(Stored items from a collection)
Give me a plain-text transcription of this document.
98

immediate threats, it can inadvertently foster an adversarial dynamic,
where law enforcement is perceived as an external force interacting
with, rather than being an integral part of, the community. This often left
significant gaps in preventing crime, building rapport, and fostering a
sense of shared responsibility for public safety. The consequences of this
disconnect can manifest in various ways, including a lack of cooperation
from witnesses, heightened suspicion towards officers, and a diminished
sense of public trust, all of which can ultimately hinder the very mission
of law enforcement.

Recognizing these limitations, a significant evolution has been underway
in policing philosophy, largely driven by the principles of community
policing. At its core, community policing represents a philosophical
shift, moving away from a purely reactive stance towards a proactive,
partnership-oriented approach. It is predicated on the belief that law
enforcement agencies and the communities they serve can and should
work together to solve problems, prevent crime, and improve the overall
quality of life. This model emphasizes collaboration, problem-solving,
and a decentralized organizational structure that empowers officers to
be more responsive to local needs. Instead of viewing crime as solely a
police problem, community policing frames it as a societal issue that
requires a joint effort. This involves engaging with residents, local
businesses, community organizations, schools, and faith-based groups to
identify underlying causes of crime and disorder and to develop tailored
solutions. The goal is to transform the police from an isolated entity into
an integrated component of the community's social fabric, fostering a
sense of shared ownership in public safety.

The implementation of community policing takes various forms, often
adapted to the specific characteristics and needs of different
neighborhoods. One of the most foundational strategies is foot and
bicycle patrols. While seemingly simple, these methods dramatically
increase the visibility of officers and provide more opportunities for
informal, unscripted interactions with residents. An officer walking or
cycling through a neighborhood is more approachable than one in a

The exercise — Can you restate every record above word for word?

Worked answer —
Give me a plain-text transcription of this document.
98

immediate threats, it can inadvertently foster an adversarial dynamic,
where law enforcement is perceived as an external force interacting
with, rather than being an integral part of, the community. This often left
significant gaps in preventing crime, building rapport, and fostering a
sense of shared responsibility for public safety. The consequences of this
disconnect can manifest in various ways, including a lack of cooperation
from witnesses, heightened suspicion towards officers, and a diminished
sense of public trust, all of which can ultimately hinder the very mission
of law enforcement.

Recognizing these limitations, a significant evolution has been underway
in policing philosophy, largely driven by the principles of community
policing. At its core, community policing represents a philosophical
shift, moving away from a purely reactive stance towards a proactive,
partnership-oriented approach. It is predicated on the belief that law
enforcement agencies and the communities they serve can and should
work together to solve problems, prevent crime, and improve the overall
quality of life. This model emphasizes collaboration, problem-solving,
and a decentralized organizational structure that empowers officers to
be more responsive to local needs. Instead of viewing crime as solely a
police problem, community policing frames it as a societal issue that
requires a joint effort. This involves engaging with residents, local
businesses, community organizations, schools, and faith-based groups to
identify underlying causes of crime and disorder and to develop tailored
solutions. The goal is to transform the police from an isolated entity into
an integrated component of the community's social fabric, fostering a
sense of shared ownership in public safety.

The implementation of community policing takes various forms, often
adapted to the specific characteristics and needs of different
neighborhoods. One of the most foundational strategies is foot and
bicycle patrols. While seemingly simple, these methods dramatically
increase the visibility of officers and provide more opportunities for
informal, unscripted interactions with residents. An officer walking or
cycling through a neighborhood is more approachable than one in a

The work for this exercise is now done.